(Items from a dataset)
————

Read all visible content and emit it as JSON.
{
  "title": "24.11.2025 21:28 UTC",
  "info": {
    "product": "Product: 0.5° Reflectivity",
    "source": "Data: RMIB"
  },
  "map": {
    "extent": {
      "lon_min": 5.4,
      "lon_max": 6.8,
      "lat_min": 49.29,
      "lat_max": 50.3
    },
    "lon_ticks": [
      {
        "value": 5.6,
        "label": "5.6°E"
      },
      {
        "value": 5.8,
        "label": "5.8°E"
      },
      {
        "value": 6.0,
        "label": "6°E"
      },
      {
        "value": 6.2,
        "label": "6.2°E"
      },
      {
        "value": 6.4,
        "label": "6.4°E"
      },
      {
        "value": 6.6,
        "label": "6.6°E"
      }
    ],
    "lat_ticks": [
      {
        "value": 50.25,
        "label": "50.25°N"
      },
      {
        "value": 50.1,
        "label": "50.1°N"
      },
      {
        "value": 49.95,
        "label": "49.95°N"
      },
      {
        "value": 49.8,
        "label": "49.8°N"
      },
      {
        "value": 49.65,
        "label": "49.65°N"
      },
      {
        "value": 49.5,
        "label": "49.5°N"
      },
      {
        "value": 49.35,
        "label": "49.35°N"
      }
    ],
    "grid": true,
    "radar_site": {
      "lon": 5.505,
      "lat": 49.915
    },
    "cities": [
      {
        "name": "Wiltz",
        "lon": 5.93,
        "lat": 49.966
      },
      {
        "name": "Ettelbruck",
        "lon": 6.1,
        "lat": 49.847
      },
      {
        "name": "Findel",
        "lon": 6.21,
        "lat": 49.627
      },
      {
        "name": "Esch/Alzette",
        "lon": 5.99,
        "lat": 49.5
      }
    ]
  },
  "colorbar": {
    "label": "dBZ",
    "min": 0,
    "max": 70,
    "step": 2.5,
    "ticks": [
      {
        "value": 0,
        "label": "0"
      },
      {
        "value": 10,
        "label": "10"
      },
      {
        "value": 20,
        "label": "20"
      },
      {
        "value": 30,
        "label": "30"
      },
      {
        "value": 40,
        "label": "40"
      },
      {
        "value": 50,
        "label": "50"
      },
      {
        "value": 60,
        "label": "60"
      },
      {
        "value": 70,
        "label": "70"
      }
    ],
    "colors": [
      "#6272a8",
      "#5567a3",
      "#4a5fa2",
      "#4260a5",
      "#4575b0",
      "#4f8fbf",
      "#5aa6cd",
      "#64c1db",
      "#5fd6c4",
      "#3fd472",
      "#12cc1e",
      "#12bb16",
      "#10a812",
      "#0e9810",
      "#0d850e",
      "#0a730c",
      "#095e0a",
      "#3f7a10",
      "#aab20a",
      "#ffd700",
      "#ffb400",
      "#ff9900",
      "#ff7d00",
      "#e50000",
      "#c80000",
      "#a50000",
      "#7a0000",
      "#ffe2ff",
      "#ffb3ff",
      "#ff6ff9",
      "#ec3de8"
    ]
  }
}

————

Copy every record exactly, with nothing added or dropped.

• EXERCISE RESPONSE:
Read all visible content and emit it as JSON.
{
  "title": "24.11.2025 21:28 UTC",
  "info": {
    "product": "Product: 0.5° Reflectivity",
    "source": "Data: RMIB"
  },
  "map": {
    "extent": {
      "lon_min": 5.4,
      "lon_max": 6.8,
      "lat_min": 49.29,
      "lat_max": 50.3
    },
    "lon_ticks": [
      {
        "value": 5.6,
        "label": "5.6°E"
      },
      {
        "value": 5.8,
        "label": "5.8°E"
      },
      {
        "value": 6.0,
        "label": "6°E"
      },
      {
        "value": 6.2,
        "label": "6.2°E"
      },
      {
        "value": 6.4,
        "label": "6.4°E"
      },
      {
        "value": 6.6,
        "label": "6.6°E"
      }
    ],
    "lat_ticks": [
      {
        "value": 50.25,
        "label": "50.25°N"
      },
      {
        "value": 50.1,
        "label": "50.1°N"
      },
      {
        "value": 49.95,
        "label": "49.95°N"
      },
      {
        "value": 49.8,
        "label": "49.8°N"
      },
      {
        "value": 49.65,
        "label": "49.65°N"
      },
      {
        "value": 49.5,
        "label": "49.5°N"
      },
      {
        "value": 49.35,
        "label": "49.35°N"
      }
    ],
    "grid": true,
    "radar_site": {
      "lon": 5.505,
      "lat": 49.915
    },
    "cities": [
      {
        "name": "Wiltz",
        "lon": 5.93,
        "lat": 49.966
      },
      {
        "name": "Ettelbruck",
        "lon": 6.1,
        "lat": 49.847
      },
      {
        "name": "Findel",
        "lon": 6.21,
        "lat": 49.627
      },
      {
        "name": "Esch/Alzette",
        "lon": 5.99,
        "lat": 49.5
      }
    ]
  },
  "colorbar": {
    "label": "dBZ",
    "min": 0,
    "max": 70,
    "step": 2.5,
    "ticks": [
      {
        "value": 0,
        "label": "0"
      },
      {
        "value": 10,
        "label": "10"
      },
      {
        "value": 20,
        "label": "20"
      },
      {
        "value": 30,
        "label": "30"
      },
      {
        "value": 40,
        "label": "40"
      },
      {
        "value": 50,
        "label": "50"
      },
      {
        "value": 60,
        "label": "60"
      },
      {
        "value": 70,
        "label": "70"
      }
    ],
    "colors": [
      "#6272a8",
      "#5567a3",
      "#4a5fa2",
      "#4260a5",
      "#4575b0",
      "#4f8fbf",
      "#5aa6cd",
      "#64c1db",
      "#5fd6c4",
      "#3fd472",
      "#12cc1e",
      "#12bb16",
      "#10a812",
      "#0e9810",
      "#0d850e",
      "#0a730c",
      "#095e0a",
      "#3f7a10",
      "#aab20a",
      "#ffd700",
      "#ffb400",
      "#ff9900",
      "#ff7d00",
      "#e50000",
      "#c80000",
      "#a50000",
      "#7a0000",
      "#ffe2ff",
      "#ffb3ff",
      "#ff6ff9",
      "#ec3de8"
    ]
  }
}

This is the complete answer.